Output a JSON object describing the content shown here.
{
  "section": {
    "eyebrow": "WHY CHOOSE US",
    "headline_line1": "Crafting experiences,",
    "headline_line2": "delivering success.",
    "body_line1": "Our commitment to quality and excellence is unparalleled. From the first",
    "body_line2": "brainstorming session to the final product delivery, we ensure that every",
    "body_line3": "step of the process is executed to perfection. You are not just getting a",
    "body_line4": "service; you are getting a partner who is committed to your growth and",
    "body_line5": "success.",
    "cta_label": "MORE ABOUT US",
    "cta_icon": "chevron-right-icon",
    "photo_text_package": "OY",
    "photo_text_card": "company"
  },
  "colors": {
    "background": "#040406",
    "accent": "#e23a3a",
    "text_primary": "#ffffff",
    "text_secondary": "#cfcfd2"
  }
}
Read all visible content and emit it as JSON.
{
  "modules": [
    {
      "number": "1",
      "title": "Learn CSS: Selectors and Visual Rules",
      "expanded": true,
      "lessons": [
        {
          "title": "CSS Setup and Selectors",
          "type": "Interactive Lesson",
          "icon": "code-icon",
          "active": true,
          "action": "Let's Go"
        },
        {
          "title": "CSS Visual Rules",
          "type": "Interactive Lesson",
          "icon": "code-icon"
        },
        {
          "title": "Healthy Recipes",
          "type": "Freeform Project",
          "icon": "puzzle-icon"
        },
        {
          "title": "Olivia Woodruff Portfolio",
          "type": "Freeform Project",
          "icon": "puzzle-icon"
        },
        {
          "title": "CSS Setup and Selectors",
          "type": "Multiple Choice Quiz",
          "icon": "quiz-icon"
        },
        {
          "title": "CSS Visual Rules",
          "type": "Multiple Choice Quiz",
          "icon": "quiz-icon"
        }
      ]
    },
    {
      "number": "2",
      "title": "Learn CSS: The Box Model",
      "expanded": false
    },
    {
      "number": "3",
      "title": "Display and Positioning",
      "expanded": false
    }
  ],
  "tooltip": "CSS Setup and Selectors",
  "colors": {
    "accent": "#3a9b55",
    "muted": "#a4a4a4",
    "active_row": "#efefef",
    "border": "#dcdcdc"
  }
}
____
**Work to complete:**
All of the data must be returned exactly.

**Response to this task:**
Output a JSON object describing the content shown here.
{
  "section": {
    "eyebrow": "WHY CHOOSE US",
    "headline_line1": "Crafting experiences,",
    "headline_line2": "delivering success.",
    "body_line1": "Our commitment to quality and excellence is unparalleled. From the first",
    "body_line2": "brainstorming session to the final product delivery, we ensure that every",
    "body_line3": "step of the process is executed to perfection. You are not just getting a",
    "body_line4": "service; you are getting a partner who is committed to your growth and",
    "body_line5": "success.",
    "cta_label": "MORE ABOUT US",
    "cta_icon": "chevron-right-icon",
    "photo_text_package": "OY",
    "photo_text_card": "company"
  },
  "colors": {
    "background": "#040406",
    "accent": "#e23a3a",
    "text_primary": "#ffffff",
    "text_secondary": "#cfcfd2"
  }
}
Read all visible content and emit it as JSON.
{
  "modules": [
    {
      "number": "1",
      "title": "Learn CSS: Selectors and Visual Rules",
      "expanded": true,
      "lessons": [
        {
          "title": "CSS Setup and Selectors",
          "type": "Interactive Lesson",
          "icon": "code-icon",
          "active": true,
          "action": "Let's Go"
        },
        {
          "title": "CSS Visual Rules",
          "type": "Interactive Lesson",
          "icon": "code-icon"
        },
        {
          "title": "Healthy Recipes",
          "type": "Freeform Project",
          "icon": "puzzle-icon"
        },
        {
          "title": "Olivia Woodruff Portfolio",
          "type": "Freeform Project",
          "icon": "puzzle-icon"
        },
        {
          "title": "CSS Setup and Selectors",
          "type": "Multiple Choice Quiz",
          "icon": "quiz-icon"
        },
        {
          "title": "CSS Visual Rules",
          "type": "Multiple Choice Quiz",
          "icon": "quiz-icon"
        }
      ]
    },
    {
      "number": "2",
      "title": "Learn CSS: The Box Model",
      "expanded": false
    },
    {
      "number": "3",
      "title": "Display and Positioning",
      "expanded": false
    }
  ],
  "tooltip": "CSS Setup and Selectors",
  "colors": {
    "accent": "#3a9b55",
    "muted": "#a4a4a4",
    "active_row": "#efefef",
    "border": "#dcdcdc"
  }
}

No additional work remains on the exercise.